#### Records shown

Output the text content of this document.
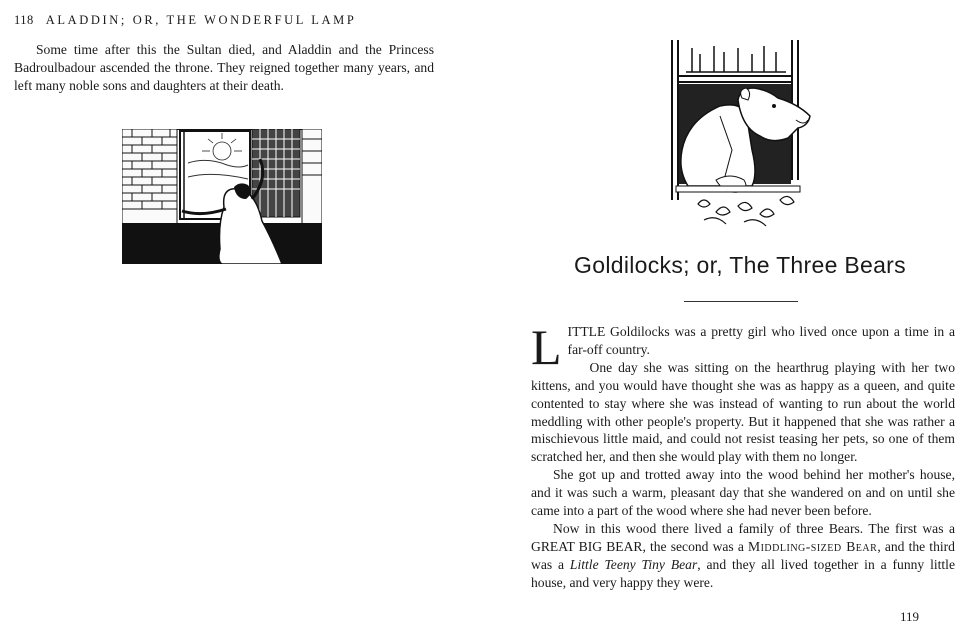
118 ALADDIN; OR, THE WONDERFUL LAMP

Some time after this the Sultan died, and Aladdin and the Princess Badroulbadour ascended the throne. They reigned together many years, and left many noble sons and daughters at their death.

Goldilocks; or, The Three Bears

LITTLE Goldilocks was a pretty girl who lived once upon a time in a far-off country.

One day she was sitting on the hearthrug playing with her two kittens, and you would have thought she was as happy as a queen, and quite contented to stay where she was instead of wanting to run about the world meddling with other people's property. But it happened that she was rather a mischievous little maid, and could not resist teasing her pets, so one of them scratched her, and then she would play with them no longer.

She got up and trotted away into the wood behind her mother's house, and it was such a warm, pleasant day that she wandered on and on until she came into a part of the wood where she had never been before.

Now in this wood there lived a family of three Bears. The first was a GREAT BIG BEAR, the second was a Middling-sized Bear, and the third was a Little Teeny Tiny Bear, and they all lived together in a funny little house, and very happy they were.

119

########
#### Records shown

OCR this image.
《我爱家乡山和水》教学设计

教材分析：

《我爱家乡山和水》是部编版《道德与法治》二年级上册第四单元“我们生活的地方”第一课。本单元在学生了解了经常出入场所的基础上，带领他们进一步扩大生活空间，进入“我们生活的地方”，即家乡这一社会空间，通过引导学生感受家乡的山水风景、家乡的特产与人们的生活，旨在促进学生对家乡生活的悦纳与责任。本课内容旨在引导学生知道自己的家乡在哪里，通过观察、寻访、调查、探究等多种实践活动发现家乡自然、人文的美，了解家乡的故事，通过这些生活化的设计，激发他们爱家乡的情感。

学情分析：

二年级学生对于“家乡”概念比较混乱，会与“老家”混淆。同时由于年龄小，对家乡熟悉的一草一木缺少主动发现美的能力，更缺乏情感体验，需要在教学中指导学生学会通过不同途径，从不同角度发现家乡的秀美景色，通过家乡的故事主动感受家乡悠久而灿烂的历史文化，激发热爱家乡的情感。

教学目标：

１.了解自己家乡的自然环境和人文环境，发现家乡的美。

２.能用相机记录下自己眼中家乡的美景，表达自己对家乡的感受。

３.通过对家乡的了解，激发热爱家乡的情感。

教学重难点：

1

########
#### Records shown

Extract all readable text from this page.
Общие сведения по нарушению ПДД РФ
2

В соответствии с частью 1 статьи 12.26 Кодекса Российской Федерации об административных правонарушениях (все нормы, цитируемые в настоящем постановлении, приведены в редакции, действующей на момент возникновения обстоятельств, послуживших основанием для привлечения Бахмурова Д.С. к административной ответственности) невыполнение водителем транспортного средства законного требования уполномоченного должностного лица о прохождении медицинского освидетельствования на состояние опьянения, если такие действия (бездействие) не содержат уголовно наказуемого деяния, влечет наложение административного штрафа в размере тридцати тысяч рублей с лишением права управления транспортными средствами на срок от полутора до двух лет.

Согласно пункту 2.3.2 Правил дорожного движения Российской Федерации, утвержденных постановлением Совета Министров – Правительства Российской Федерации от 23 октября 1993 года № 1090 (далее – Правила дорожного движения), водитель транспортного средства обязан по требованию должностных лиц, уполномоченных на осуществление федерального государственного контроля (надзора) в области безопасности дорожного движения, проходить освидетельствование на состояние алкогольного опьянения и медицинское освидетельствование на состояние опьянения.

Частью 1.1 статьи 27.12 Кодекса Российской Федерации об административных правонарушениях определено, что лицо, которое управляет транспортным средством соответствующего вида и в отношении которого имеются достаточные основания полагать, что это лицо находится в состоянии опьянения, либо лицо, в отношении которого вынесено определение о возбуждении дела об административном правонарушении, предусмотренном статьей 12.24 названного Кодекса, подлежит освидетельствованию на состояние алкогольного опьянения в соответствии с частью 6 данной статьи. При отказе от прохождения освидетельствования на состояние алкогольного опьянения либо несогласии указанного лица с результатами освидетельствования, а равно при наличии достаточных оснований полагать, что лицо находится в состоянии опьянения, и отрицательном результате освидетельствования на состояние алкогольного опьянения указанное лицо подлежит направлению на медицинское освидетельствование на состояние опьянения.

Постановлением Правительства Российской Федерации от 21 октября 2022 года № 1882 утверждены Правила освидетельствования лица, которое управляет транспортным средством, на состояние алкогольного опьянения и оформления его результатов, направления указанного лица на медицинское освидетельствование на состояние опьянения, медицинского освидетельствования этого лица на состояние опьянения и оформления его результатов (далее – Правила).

########

Task brief: Copy every line in the entries above that has the string "time" in it.

The solution:
Some time after this the Sultan died, and Aladdin and the Princess Badroulbadour ascended the throne. They reigned together many years, and left many noble sons and daughters at their death.
LITTLE Goldilocks was a pretty girl who lived once upon a time in a far-off country.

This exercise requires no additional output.